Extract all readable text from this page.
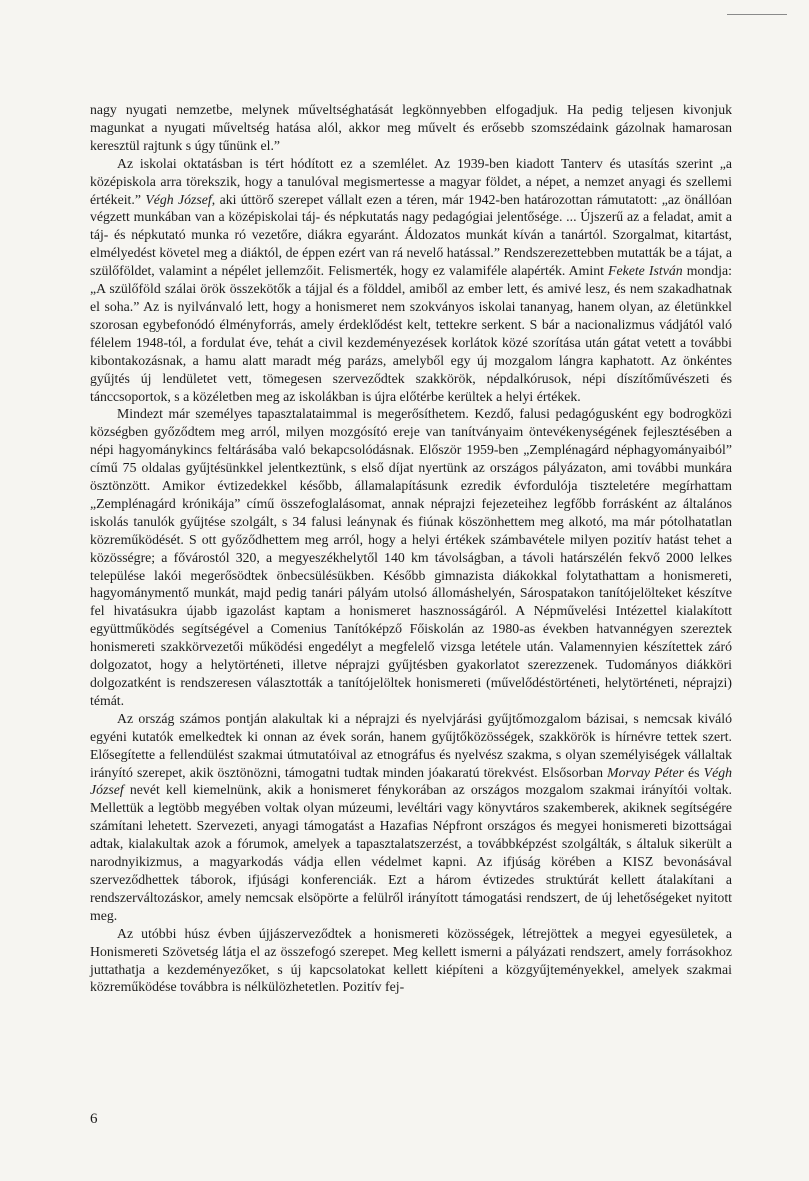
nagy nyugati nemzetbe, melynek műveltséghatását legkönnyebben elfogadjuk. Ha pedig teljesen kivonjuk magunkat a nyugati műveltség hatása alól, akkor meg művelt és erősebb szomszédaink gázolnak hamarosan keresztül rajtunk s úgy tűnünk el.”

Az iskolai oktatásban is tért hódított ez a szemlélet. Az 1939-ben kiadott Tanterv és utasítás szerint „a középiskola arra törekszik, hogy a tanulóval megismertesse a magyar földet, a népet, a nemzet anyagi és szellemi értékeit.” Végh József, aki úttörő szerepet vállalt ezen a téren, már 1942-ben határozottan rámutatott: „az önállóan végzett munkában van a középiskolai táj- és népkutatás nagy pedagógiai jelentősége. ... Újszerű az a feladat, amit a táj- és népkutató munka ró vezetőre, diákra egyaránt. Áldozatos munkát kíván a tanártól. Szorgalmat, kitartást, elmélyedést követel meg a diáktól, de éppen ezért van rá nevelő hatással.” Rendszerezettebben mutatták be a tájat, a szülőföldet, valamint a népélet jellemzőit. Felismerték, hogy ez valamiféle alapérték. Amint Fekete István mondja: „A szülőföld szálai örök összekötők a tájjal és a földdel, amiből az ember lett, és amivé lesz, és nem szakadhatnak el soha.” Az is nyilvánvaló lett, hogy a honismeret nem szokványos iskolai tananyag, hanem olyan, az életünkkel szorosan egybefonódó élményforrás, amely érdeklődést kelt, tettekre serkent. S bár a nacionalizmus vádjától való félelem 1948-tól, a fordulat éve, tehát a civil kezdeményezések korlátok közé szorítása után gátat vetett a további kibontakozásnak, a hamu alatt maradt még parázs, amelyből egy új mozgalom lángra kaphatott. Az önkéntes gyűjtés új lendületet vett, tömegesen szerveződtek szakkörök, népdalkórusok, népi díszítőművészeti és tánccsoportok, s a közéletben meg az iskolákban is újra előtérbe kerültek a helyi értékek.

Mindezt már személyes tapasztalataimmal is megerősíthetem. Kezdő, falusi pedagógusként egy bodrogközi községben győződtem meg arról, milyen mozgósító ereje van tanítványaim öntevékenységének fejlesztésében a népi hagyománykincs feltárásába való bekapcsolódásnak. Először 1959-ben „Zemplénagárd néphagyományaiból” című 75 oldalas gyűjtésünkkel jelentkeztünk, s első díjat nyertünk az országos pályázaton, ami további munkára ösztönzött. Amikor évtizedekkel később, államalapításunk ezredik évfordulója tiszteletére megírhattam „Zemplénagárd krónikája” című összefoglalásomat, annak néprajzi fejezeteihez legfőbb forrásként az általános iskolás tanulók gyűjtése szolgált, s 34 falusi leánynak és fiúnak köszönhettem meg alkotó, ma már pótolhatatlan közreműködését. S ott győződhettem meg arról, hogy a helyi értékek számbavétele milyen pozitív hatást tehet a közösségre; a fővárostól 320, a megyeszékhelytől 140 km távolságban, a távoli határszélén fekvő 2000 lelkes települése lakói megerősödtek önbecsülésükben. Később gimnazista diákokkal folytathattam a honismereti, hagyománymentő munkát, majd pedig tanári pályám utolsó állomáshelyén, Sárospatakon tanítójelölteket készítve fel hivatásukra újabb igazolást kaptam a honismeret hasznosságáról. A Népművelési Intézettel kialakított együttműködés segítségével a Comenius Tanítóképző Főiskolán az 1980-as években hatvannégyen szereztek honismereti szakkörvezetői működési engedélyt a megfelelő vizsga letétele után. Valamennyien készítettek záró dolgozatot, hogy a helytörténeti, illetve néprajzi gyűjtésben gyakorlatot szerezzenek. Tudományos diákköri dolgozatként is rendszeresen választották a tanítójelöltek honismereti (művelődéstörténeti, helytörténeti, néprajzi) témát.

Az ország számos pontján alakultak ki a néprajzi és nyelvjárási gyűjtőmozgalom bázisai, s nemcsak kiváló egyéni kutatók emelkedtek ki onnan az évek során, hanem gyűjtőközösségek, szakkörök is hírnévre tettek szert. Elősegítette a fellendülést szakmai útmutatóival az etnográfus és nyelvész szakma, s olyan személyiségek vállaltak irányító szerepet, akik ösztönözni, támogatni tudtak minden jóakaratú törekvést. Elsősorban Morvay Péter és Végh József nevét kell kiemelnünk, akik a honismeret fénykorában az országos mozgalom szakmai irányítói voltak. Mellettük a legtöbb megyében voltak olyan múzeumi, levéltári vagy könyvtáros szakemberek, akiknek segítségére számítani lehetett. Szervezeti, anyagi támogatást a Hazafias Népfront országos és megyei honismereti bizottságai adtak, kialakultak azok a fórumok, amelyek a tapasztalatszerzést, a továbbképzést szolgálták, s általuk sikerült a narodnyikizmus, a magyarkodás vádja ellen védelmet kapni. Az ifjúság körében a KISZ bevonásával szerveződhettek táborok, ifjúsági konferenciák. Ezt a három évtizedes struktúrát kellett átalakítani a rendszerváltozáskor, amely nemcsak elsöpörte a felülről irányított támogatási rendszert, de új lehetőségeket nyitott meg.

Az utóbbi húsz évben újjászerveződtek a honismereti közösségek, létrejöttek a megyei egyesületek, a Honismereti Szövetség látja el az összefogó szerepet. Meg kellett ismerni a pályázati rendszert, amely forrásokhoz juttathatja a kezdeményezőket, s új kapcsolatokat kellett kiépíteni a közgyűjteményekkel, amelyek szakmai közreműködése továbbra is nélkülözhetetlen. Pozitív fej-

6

———

YOUR OBJECTIVE —
Return every line of the records exactly as given, pictures excluded.

REPLY —
Extract all readable text from this page.
nagy nyugati nemzetbe, melynek műveltséghatását legkönnyebben elfogadjuk. Ha pedig teljesen kivonjuk magunkat a nyugati műveltség hatása alól, akkor meg művelt és erősebb szomszédaink gázolnak hamarosan keresztül rajtunk s úgy tűnünk el.”

Az iskolai oktatásban is tért hódított ez a szemlélet. Az 1939-ben kiadott Tanterv és utasítás szerint „a középiskola arra törekszik, hogy a tanulóval megismertesse a magyar földet, a népet, a nemzet anyagi és szellemi értékeit.” Végh József, aki úttörő szerepet vállalt ezen a téren, már 1942-ben határozottan rámutatott: „az önállóan végzett munkában van a középiskolai táj- és népkutatás nagy pedagógiai jelentősége. ... Újszerű az a feladat, amit a táj- és népkutató munka ró vezetőre, diákra egyaránt. Áldozatos munkát kíván a tanártól. Szorgalmat, kitartást, elmélyedést követel meg a diáktól, de éppen ezért van rá nevelő hatással.” Rendszerezettebben mutatták be a tájat, a szülőföldet, valamint a népélet jellemzőit. Felismerték, hogy ez valamiféle alapérték. Amint Fekete István mondja: „A szülőföld szálai örök összekötők a tájjal és a földdel, amiből az ember lett, és amivé lesz, és nem szakadhatnak el soha.” Az is nyilvánvaló lett, hogy a honismeret nem szokványos iskolai tananyag, hanem olyan, az életünkkel szorosan egybefonódó élményforrás, amely érdeklődést kelt, tettekre serkent. S bár a nacionalizmus vádjától való félelem 1948-tól, a fordulat éve, tehát a civil kezdeményezések korlátok közé szorítása után gátat vetett a további kibontakozásnak, a hamu alatt maradt még parázs, amelyből egy új mozgalom lángra kaphatott. Az önkéntes gyűjtés új lendületet vett, tömegesen szerveződtek szakkörök, népdalkórusok, népi díszítőművészeti és tánccsoportok, s a közéletben meg az iskolákban is újra előtérbe kerültek a helyi értékek.

Mindezt már személyes tapasztalataimmal is megerősíthetem. Kezdő, falusi pedagógusként egy bodrogközi községben győződtem meg arról, milyen mozgósító ereje van tanítványaim öntevékenységének fejlesztésében a népi hagyománykincs feltárásába való bekapcsolódásnak. Először 1959-ben „Zemplénagárd néphagyományaiból” című 75 oldalas gyűjtésünkkel jelentkeztünk, s első díjat nyertünk az országos pályázaton, ami további munkára ösztönzött. Amikor évtizedekkel később, államalapításunk ezredik évfordulója tiszteletére megírhattam „Zemplénagárd krónikája” című összefoglalásomat, annak néprajzi fejezeteihez legfőbb forrásként az általános iskolás tanulók gyűjtése szolgált, s 34 falusi leánynak és fiúnak köszönhettem meg alkotó, ma már pótolhatatlan közreműködését. S ott győződhettem meg arról, hogy a helyi értékek számbavétele milyen pozitív hatást tehet a közösségre; a fővárostól 320, a megyeszékhelytől 140 km távolságban, a távoli határszélén fekvő 2000 lelkes települése lakói megerősödtek önbecsülésükben. Később gimnazista diákokkal folytathattam a honismereti, hagyománymentő munkát, majd pedig tanári pályám utolsó állomáshelyén, Sárospatakon tanítójelölteket készítve fel hivatásukra újabb igazolást kaptam a honismeret hasznosságáról. A Népművelési Intézettel kialakított együttműködés segítségével a Comenius Tanítóképző Főiskolán az 1980-as években hatvannégyen szereztek honismereti szakkörvezetői működési engedélyt a megfelelő vizsga letétele után. Valamennyien készítettek záró dolgozatot, hogy a helytörténeti, illetve néprajzi gyűjtésben gyakorlatot szerezzenek. Tudományos diákköri dolgozatként is rendszeresen választották a tanítójelöltek honismereti (művelődéstörténeti, helytörténeti, néprajzi) témát.

Az ország számos pontján alakultak ki a néprajzi és nyelvjárási gyűjtőmozgalom bázisai, s nemcsak kiváló egyéni kutatók emelkedtek ki onnan az évek során, hanem gyűjtőközösségek, szakkörök is hírnévre tettek szert. Elősegítette a fellendülést szakmai útmutatóival az etnográfus és nyelvész szakma, s olyan személyiségek vállaltak irányító szerepet, akik ösztönözni, támogatni tudtak minden jóakaratú törekvést. Elsősorban Morvay Péter és Végh József nevét kell kiemelnünk, akik a honismeret fénykorában az országos mozgalom szakmai irányítói voltak. Mellettük a legtöbb megyében voltak olyan múzeumi, levéltári vagy könyvtáros szakemberek, akiknek segítségére számítani lehetett. Szervezeti, anyagi támogatást a Hazafias Népfront országos és megyei honismereti bizottságai adtak, kialakultak azok a fórumok, amelyek a tapasztalatszerzést, a továbbképzést szolgálták, s általuk sikerült a narodnyikizmus, a magyarkodás vádja ellen védelmet kapni. Az ifjúság körében a KISZ bevonásával szerveződhettek táborok, ifjúsági konferenciák. Ezt a három évtizedes struktúrát kellett átalakítani a rendszerváltozáskor, amely nemcsak elsöpörte a felülről irányított támogatási rendszert, de új lehetőségeket nyitott meg.

Az utóbbi húsz évben újjászerveződtek a honismereti közösségek, létrejöttek a megyei egyesületek, a Honismereti Szövetség látja el az összefogó szerepet. Meg kellett ismerni a pályázati rendszert, amely forrásokhoz juttathatja a kezdeményezőket, s új kapcsolatokat kellett kiépíteni a közgyűjteményekkel, amelyek szakmai közreműködése továbbra is nélkülözhetetlen. Pozitív fej-

6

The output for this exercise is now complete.